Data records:
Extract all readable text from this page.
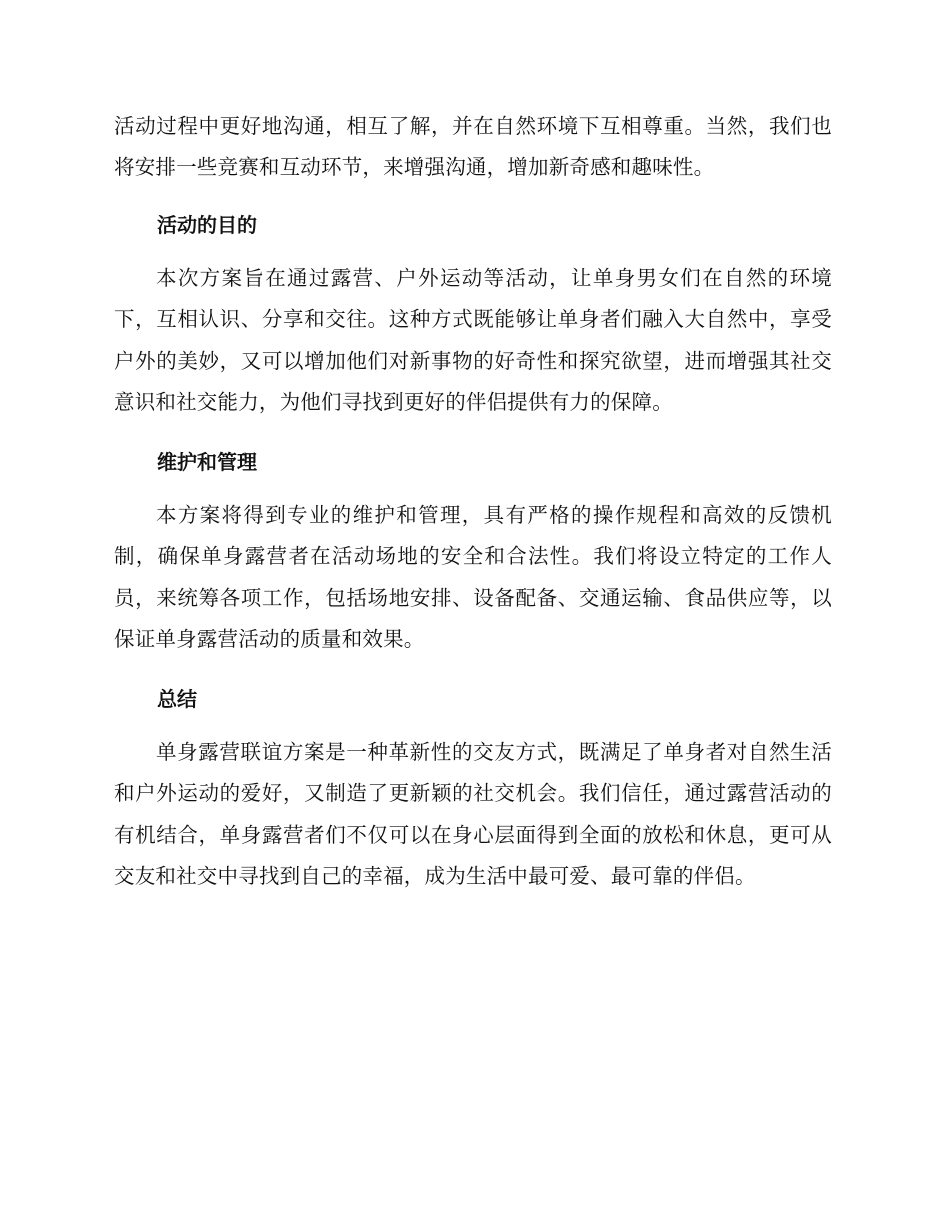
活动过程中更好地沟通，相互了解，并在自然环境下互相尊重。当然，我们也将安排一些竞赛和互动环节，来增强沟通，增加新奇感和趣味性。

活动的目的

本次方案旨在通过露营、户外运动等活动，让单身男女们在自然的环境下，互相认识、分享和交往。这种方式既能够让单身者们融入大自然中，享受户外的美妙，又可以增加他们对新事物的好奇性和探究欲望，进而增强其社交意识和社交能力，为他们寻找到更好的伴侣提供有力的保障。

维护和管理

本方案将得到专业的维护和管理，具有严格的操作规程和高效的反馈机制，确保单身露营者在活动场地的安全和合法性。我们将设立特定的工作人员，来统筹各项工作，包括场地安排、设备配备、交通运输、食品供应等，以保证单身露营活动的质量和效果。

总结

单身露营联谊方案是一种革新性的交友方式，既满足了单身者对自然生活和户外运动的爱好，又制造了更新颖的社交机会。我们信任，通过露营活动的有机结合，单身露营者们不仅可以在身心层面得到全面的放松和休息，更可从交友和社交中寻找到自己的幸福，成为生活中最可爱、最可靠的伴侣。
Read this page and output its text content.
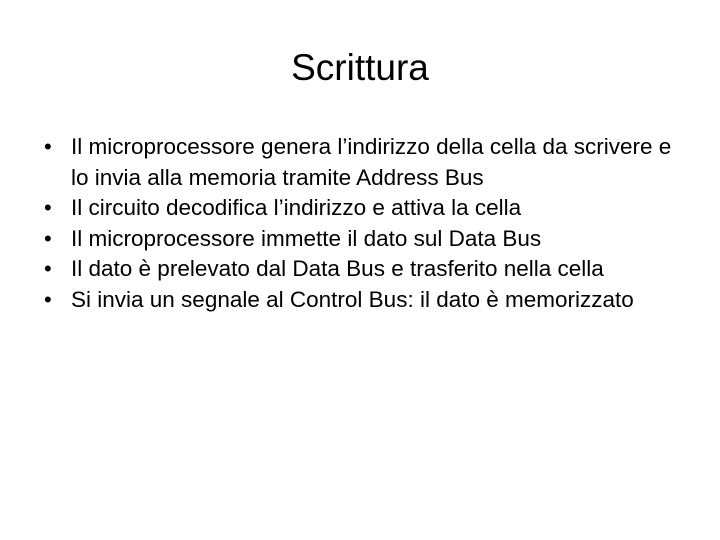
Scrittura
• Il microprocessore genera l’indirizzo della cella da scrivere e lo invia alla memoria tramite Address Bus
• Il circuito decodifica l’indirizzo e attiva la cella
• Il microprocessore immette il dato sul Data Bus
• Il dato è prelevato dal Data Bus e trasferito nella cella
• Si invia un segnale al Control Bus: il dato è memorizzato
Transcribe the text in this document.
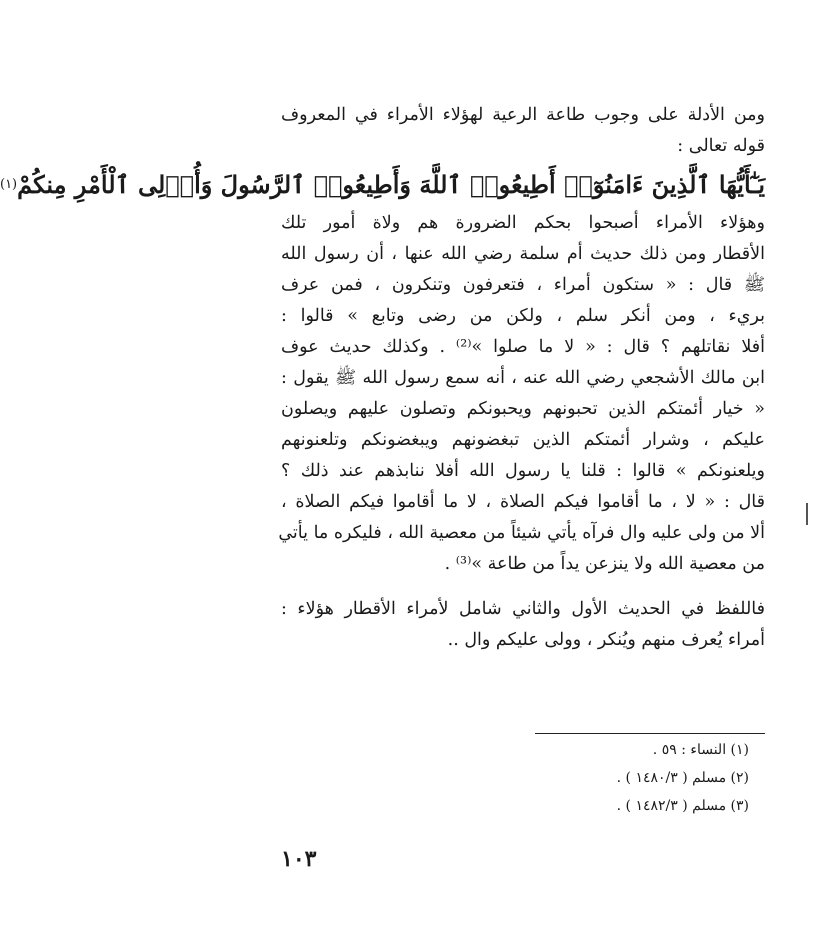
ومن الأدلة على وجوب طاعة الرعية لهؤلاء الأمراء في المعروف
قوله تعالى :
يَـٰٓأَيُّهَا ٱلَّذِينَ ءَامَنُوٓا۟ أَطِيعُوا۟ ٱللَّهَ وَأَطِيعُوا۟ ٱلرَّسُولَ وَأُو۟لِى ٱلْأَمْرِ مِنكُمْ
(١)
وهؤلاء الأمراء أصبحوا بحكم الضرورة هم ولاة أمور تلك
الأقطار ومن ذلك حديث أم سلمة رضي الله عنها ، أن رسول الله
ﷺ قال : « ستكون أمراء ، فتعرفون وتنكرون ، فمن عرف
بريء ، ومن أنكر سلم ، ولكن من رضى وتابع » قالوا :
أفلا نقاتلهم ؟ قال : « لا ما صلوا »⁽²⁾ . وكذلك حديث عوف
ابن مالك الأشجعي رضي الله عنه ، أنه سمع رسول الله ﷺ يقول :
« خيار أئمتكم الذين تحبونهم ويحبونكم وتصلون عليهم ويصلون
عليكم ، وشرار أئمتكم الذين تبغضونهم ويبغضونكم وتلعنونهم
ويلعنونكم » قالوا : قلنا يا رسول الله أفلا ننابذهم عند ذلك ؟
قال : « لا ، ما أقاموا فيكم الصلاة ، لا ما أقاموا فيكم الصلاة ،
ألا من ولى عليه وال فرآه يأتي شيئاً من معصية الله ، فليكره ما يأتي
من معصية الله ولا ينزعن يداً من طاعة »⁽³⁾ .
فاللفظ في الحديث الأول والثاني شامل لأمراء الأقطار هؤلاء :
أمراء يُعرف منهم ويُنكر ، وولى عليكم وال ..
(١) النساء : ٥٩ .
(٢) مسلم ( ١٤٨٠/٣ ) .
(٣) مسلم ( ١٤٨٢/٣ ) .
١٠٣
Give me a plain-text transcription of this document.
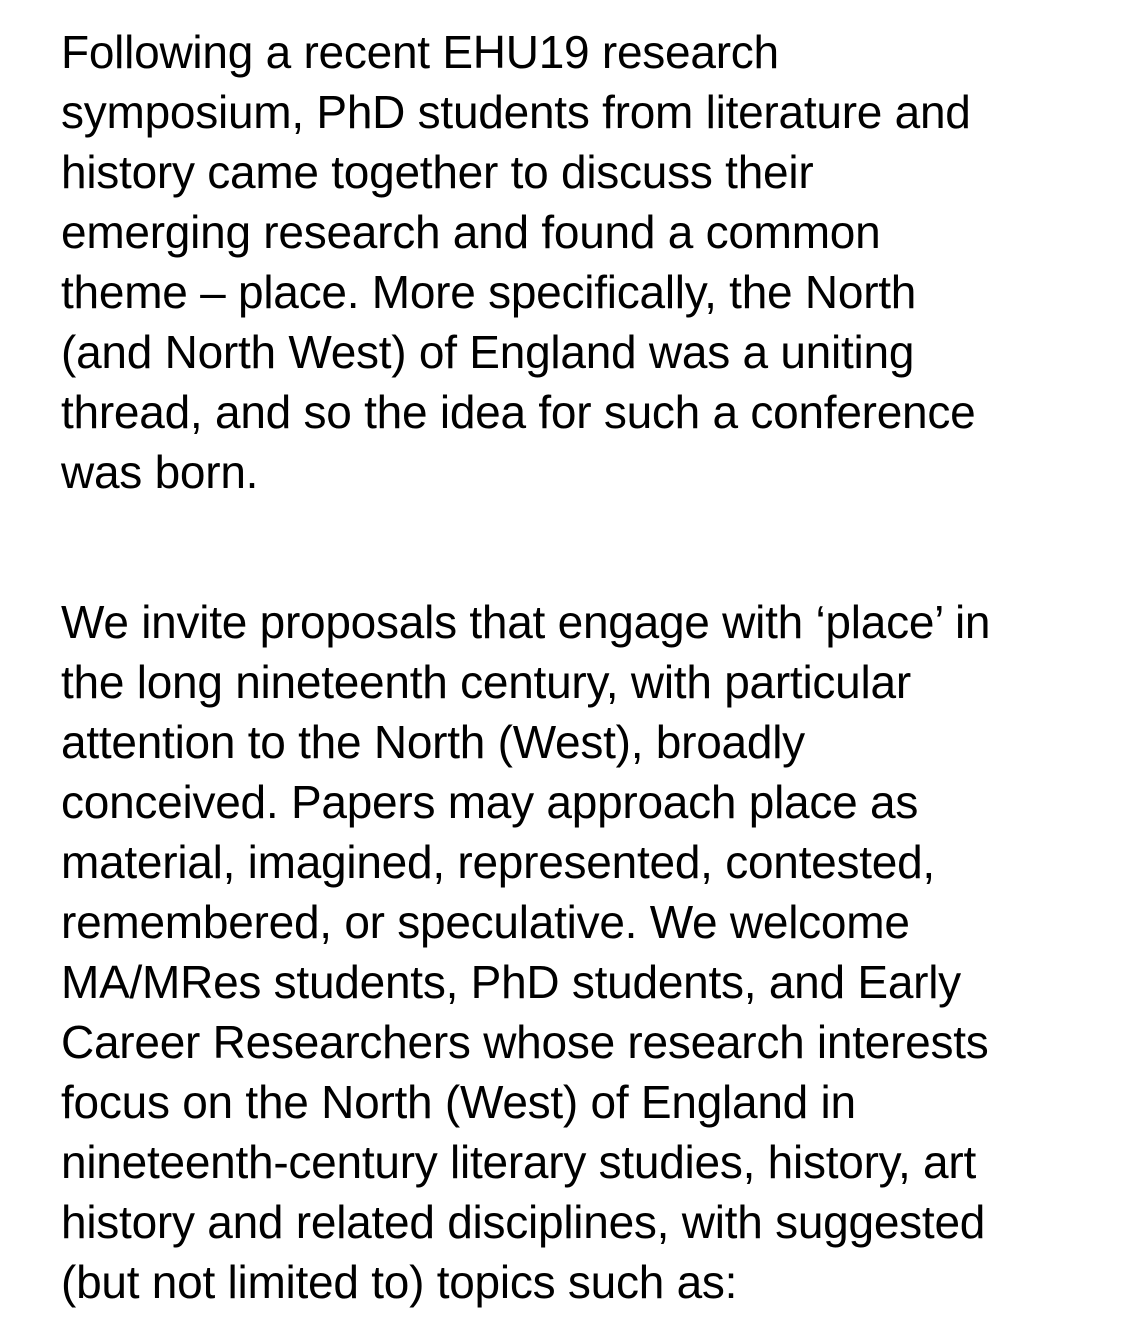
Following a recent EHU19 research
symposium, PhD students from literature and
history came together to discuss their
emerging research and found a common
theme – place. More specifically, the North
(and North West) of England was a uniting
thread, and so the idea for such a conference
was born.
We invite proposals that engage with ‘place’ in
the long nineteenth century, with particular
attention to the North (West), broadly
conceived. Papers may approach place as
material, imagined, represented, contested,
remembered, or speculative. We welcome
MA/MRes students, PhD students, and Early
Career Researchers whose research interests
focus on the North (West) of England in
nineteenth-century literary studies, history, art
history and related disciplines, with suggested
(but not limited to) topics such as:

[REQUIRED TASK] Where a line holds the string "North", copy that line.

[WRITTEN ANSWER]
theme – place. More specifically, the North
(and North West) of England was a uniting
attention to the North (West), broadly
focus on the North (West) of England in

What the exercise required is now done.